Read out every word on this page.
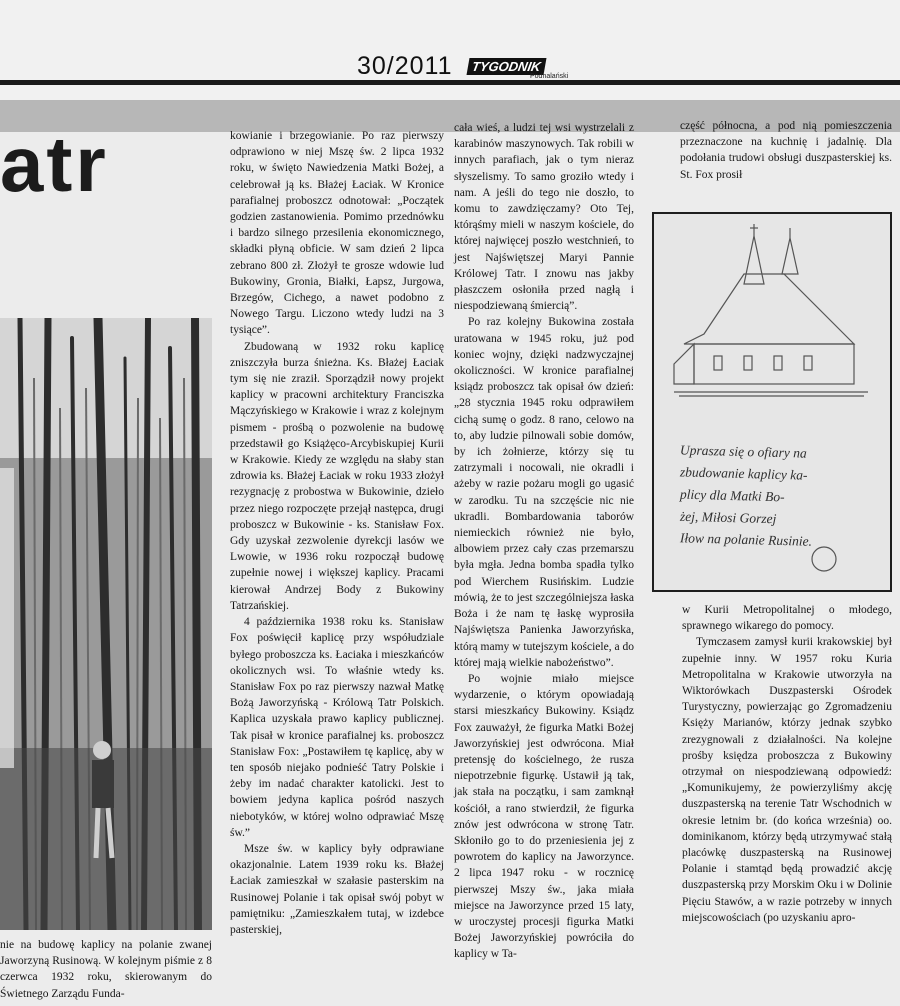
30/2011	TYGODNIK
Podhalański
atr

nie na budowę kaplicy na polanie zwanej Jaworzyną Rusinową. W kolejnym piśmie z 8 czerwca 1932 roku, skierowanym do Świetnego Zarządu Funda-

kowianie i brzegowianie. Po raz pierwszy odprawiono w niej Mszę św. 2 lipca 1932 roku, w święto Nawiedzenia Matki Bożej, a celebrował ją ks. Błażej Łaciak. W Kronice parafialnej proboszcz odnotował: „Początek godzien zastanowienia. Pomimo przednówku i bardzo silnego przesilenia ekonomicznego, składki płyną obficie. W sam dzień 2 lipca zebrano 800 zł. Złożył te grosze wdowie lud Bukowiny, Gronia, Białki, Łapsz, Jurgowa, Brzegów, Cichego, a nawet podobno z Nowego Targu. Liczono wtedy ludzi na 3 tysiące”.

Zbudowaną w 1932 roku kaplicę zniszczyła burza śnieżna. Ks. Błażej Łaciak tym się nie zraził. Sporządził nowy projekt kaplicy w pracowni architektury Franciszka Mączyńskiego w Krakowie i wraz z kolejnym pismem - prośbą o pozwolenie na budowę przedstawił go Książęco-Arcybiskupiej Kurii w Krakowie. Kiedy ze względu na słaby stan zdrowia ks. Błażej Łaciak w roku 1933 złożył rezygnację z probostwa w Bukowinie, dzieło przez niego rozpoczęte przejął następca, drugi proboszcz w Bukowinie - ks. Stanisław Fox. Gdy uzyskał zezwolenie dyrekcji lasów we Lwowie, w 1936 roku rozpoczął budowę zupełnie nowej i większej kaplicy. Pracami kierował Andrzej Body z Bukowiny Tatrzańskiej.

4 października 1938 roku ks. Stanisław Fox poświęcił kaplicę przy współudziale byłego proboszcza ks. Łaciaka i mieszkańców okolicznych wsi. To właśnie wtedy ks. Stanisław Fox po raz pierwszy nazwał Matkę Bożą Jaworzyńską - Królową Tatr Polskich. Kaplica uzyskała prawo kaplicy publicznej. Tak pisał w kronice parafialnej ks. proboszcz Stanisław Fox: „Postawiłem tę kaplicę, aby w ten sposób niejako podnieść Tatry Polskie i żeby im nadać charakter katolicki. Jest to bowiem jedyna kaplica pośród naszych niebotyków, w której wolno odprawiać Mszę św.”

Msze św. w kaplicy były odprawiane okazjonalnie. Latem 1939 roku ks. Błażej Łaciak zamieszkał w szałasie pasterskim na Rusinowej Polanie i tak opisał swój pobyt w pamiętniku: „Zamieszkałem tutaj, w izdebce pasterskiej,

cała wieś, a ludzi tej wsi wystrzelali z karabinów maszynowych. Tak robili w innych parafiach, jak o tym nieraz słyszelismy. To samo groziło wtedy i nam. A jeśli do tego nie doszło, to komu to zawdzięczamy? Oto Tej, którąśmy mieli w naszym kościele, do której najwięcej poszło westchnień, to jest Najświętszej Maryi Pannie Królowej Tatr. I znowu nas jakby płaszczem osłoniła przed nagłą i niespodziewaną śmiercią”.

Po raz kolejny Bukowina została uratowana w 1945 roku, już pod koniec wojny, dzięki nadzwyczajnej okoliczności. W kronice parafialnej ksiądz proboszcz tak opisał ów dzień: „28 stycznia 1945 roku odprawiłem cichą sumę o godz. 8 rano, celowo na to, aby ludzie pilnowali sobie domów, by ich żołnierze, którzy się tu zatrzymali i nocowali, nie okradli i ażeby w razie pożaru mogli go ugasić w zarodku. Tu na szczęście nic nie ukradli. Bombardowania taborów niemieckich również nie było, albowiem przez cały czas przemarszu była mgła. Jedna bomba spadła tylko pod Wierchem Rusińskim. Ludzie mówią, że to jest szczególniejsza łaska Boża i że nam tę łaskę wyprosiła Najświętsza Panienka Jaworzyńska, którą mamy w tutejszym kościele, a do której mają wielkie nabożeństwo”.

Po wojnie miało miejsce wydarzenie, o którym opowiadają starsi mieszkańcy Bukowiny. Ksiądz Fox zauważył, że figurka Matki Bożej Jaworzyńskiej jest odwrócona. Miał pretensję do kościelnego, że rusza niepotrzebnie figurkę. Ustawił ją tak, jak stała na początku, i sam zamknął kościół, a rano stwierdził, że figurka znów jest odwrócona w stronę Tatr. Skłoniło go to do przeniesienia jej z powrotem do kaplicy na Jaworzynce. 2 lipca 1947 roku - w rocznicę pierwszej Mszy św., jaka miała miejsce na Jaworzynce przed 15 laty, w uroczystej procesji figurka Matki Bożej Jaworzyńskiej powróciła do kaplicy w Ta-

część północna, a pod nią pomieszczenia przeznaczone na kuchnię i jadalnię. Dla podołania trudowi obsługi duszpasterskiej ks. St. Fox prosił

Uprasza się o ofiary na
zbudowanie kaplicy ka-
plicy dla Matki Bo-
żej, Miłosi Gorzej
Iłow na polanie Rusinie.

w Kurii Metropolitalnej o młodego, sprawnego wikarego do pomocy.

Tymczasem zamysł kurii krakowskiej był zupełnie inny. W 1957 roku Kuria Metropolitalna w Krakowie utworzyła na Wiktorówkach Duszpasterski Ośrodek Turystyczny, powierzając go Zgromadzeniu Księży Marianów, którzy jednak szybko zrezygnowali z działalności. Na kolejne prośby księdza proboszcza z Bukowiny otrzymał on niespodziewaną odpowiedź: „Komunikujemy, że powierzyliśmy akcję duszpasterską na terenie Tatr Wschodnich w okresie letnim br. (do końca września) oo. dominikanom, którzy będą utrzymywać stałą placówkę duszpasterską na Rusinowej Polanie i stamtąd będą prowadzić akcję duszpasterską przy Morskim Oku i w Dolinie Pięciu Stawów, a w razie potrzeby w innych miejscowościach (po uzyskaniu apro-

•••••

# Problem to work on
Using the material above, return every line exactly as it appears, minus the pictures.

# Complete output
Read out every word on this page.
30/2011	TYGODNIK
Podhalański
atr

nie na budowę kaplicy na polanie zwanej Jaworzyną Rusinową. W kolejnym piśmie z 8 czerwca 1932 roku, skierowanym do Świetnego Zarządu Funda-

kowianie i brzegowianie. Po raz pierwszy odprawiono w niej Mszę św. 2 lipca 1932 roku, w święto Nawiedzenia Matki Bożej, a celebrował ją ks. Błażej Łaciak. W Kronice parafialnej proboszcz odnotował: „Początek godzien zastanowienia. Pomimo przednówku i bardzo silnego przesilenia ekonomicznego, składki płyną obficie. W sam dzień 2 lipca zebrano 800 zł. Złożył te grosze wdowie lud Bukowiny, Gronia, Białki, Łapsz, Jurgowa, Brzegów, Cichego, a nawet podobno z Nowego Targu. Liczono wtedy ludzi na 3 tysiące”.

Zbudowaną w 1932 roku kaplicę zniszczyła burza śnieżna. Ks. Błażej Łaciak tym się nie zraził. Sporządził nowy projekt kaplicy w pracowni architektury Franciszka Mączyńskiego w Krakowie i wraz z kolejnym pismem - prośbą o pozwolenie na budowę przedstawił go Książęco-Arcybiskupiej Kurii w Krakowie. Kiedy ze względu na słaby stan zdrowia ks. Błażej Łaciak w roku 1933 złożył rezygnację z probostwa w Bukowinie, dzieło przez niego rozpoczęte przejął następca, drugi proboszcz w Bukowinie - ks. Stanisław Fox. Gdy uzyskał zezwolenie dyrekcji lasów we Lwowie, w 1936 roku rozpoczął budowę zupełnie nowej i większej kaplicy. Pracami kierował Andrzej Body z Bukowiny Tatrzańskiej.

4 października 1938 roku ks. Stanisław Fox poświęcił kaplicę przy współudziale byłego proboszcza ks. Łaciaka i mieszkańców okolicznych wsi. To właśnie wtedy ks. Stanisław Fox po raz pierwszy nazwał Matkę Bożą Jaworzyńską - Królową Tatr Polskich. Kaplica uzyskała prawo kaplicy publicznej. Tak pisał w kronice parafialnej ks. proboszcz Stanisław Fox: „Postawiłem tę kaplicę, aby w ten sposób niejako podnieść Tatry Polskie i żeby im nadać charakter katolicki. Jest to bowiem jedyna kaplica pośród naszych niebotyków, w której wolno odprawiać Mszę św.”

Msze św. w kaplicy były odprawiane okazjonalnie. Latem 1939 roku ks. Błażej Łaciak zamieszkał w szałasie pasterskim na Rusinowej Polanie i tak opisał swój pobyt w pamiętniku: „Zamieszkałem tutaj, w izdebce pasterskiej,

cała wieś, a ludzi tej wsi wystrzelali z karabinów maszynowych. Tak robili w innych parafiach, jak o tym nieraz słyszelismy. To samo groziło wtedy i nam. A jeśli do tego nie doszło, to komu to zawdzięczamy? Oto Tej, którąśmy mieli w naszym kościele, do której najwięcej poszło westchnień, to jest Najświętszej Maryi Pannie Królowej Tatr. I znowu nas jakby płaszczem osłoniła przed nagłą i niespodziewaną śmiercią”.

Po raz kolejny Bukowina została uratowana w 1945 roku, już pod koniec wojny, dzięki nadzwyczajnej okoliczności. W kronice parafialnej ksiądz proboszcz tak opisał ów dzień: „28 stycznia 1945 roku odprawiłem cichą sumę o godz. 8 rano, celowo na to, aby ludzie pilnowali sobie domów, by ich żołnierze, którzy się tu zatrzymali i nocowali, nie okradli i ażeby w razie pożaru mogli go ugasić w zarodku. Tu na szczęście nic nie ukradli. Bombardowania taborów niemieckich również nie było, albowiem przez cały czas przemarszu była mgła. Jedna bomba spadła tylko pod Wierchem Rusińskim. Ludzie mówią, że to jest szczególniejsza łaska Boża i że nam tę łaskę wyprosiła Najświętsza Panienka Jaworzyńska, którą mamy w tutejszym kościele, a do której mają wielkie nabożeństwo”.

Po wojnie miało miejsce wydarzenie, o którym opowiadają starsi mieszkańcy Bukowiny. Ksiądz Fox zauważył, że figurka Matki Bożej Jaworzyńskiej jest odwrócona. Miał pretensję do kościelnego, że rusza niepotrzebnie figurkę. Ustawił ją tak, jak stała na początku, i sam zamknął kościół, a rano stwierdził, że figurka znów jest odwrócona w stronę Tatr. Skłoniło go to do przeniesienia jej z powrotem do kaplicy na Jaworzynce. 2 lipca 1947 roku - w rocznicę pierwszej Mszy św., jaka miała miejsce na Jaworzynce przed 15 laty, w uroczystej procesji figurka Matki Bożej Jaworzyńskiej powróciła do kaplicy w Ta-

część północna, a pod nią pomieszczenia przeznaczone na kuchnię i jadalnię. Dla podołania trudowi obsługi duszpasterskiej ks. St. Fox prosił

Uprasza się o ofiary na
zbudowanie kaplicy ka-
plicy dla Matki Bo-
żej, Miłosi Gorzej
Iłow na polanie Rusinie.

w Kurii Metropolitalnej o młodego, sprawnego wikarego do pomocy.

Tymczasem zamysł kurii krakowskiej był zupełnie inny. W 1957 roku Kuria Metropolitalna w Krakowie utworzyła na Wiktorówkach Duszpasterski Ośrodek Turystyczny, powierzając go Zgromadzeniu Księży Marianów, którzy jednak szybko zrezygnowali z działalności. Na kolejne prośby księdza proboszcza z Bukowiny otrzymał on niespodziewaną odpowiedź: „Komunikujemy, że powierzyliśmy akcję duszpasterską na terenie Tatr Wschodnich w okresie letnim br. (do końca września) oo. dominikanom, którzy będą utrzymywać stałą placówkę duszpasterską na Rusinowej Polanie i stamtąd będą prowadzić akcję duszpasterską przy Morskim Oku i w Dolinie Pięciu Stawów, a w razie potrzeby w innych miejscowościach (po uzyskaniu apro-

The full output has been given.